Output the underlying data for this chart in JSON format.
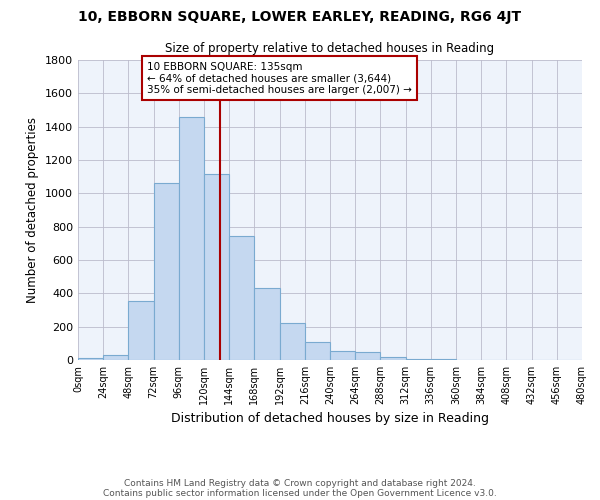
{
  "title": "10, EBBORN SQUARE, LOWER EARLEY, READING, RG6 4JT",
  "subtitle": "Size of property relative to detached houses in Reading",
  "xlabel": "Distribution of detached houses by size in Reading",
  "ylabel": "Number of detached properties",
  "bar_color": "#C5D8F0",
  "bar_edge_color": "#7AAAD0",
  "background_color": "#FFFFFF",
  "plot_bg_color": "#EEF3FB",
  "grid_color": "#BBBBCC",
  "vline_x": 135,
  "vline_color": "#AA0000",
  "annotation_text": "10 EBBORN SQUARE: 135sqm\n← 64% of detached houses are smaller (3,644)\n35% of semi-detached houses are larger (2,007) →",
  "annotation_box_color": "#FFFFFF",
  "annotation_box_edge": "#AA0000",
  "footer_line1": "Contains HM Land Registry data © Crown copyright and database right 2024.",
  "footer_line2": "Contains public sector information licensed under the Open Government Licence v3.0.",
  "bin_edges": [
    0,
    24,
    48,
    72,
    96,
    120,
    144,
    168,
    192,
    216,
    240,
    264,
    288,
    312,
    336,
    360,
    384,
    408,
    432,
    456,
    480
  ],
  "bar_heights": [
    15,
    30,
    355,
    1060,
    1460,
    1115,
    745,
    435,
    225,
    110,
    55,
    50,
    20,
    5,
    5,
    2,
    2,
    2,
    0,
    0
  ],
  "ylim": [
    0,
    1800
  ],
  "yticks": [
    0,
    200,
    400,
    600,
    800,
    1000,
    1200,
    1400,
    1600,
    1800
  ]
}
◇ ◇ ◇ ◇ ◇ ◇ ◇
• _Task_
From the records above, pull out every line containing the word "FFFFFF".

• _Task solution_
  "background_color": "#FFFFFF",
  "annotation_box_color": "#FFFFFF",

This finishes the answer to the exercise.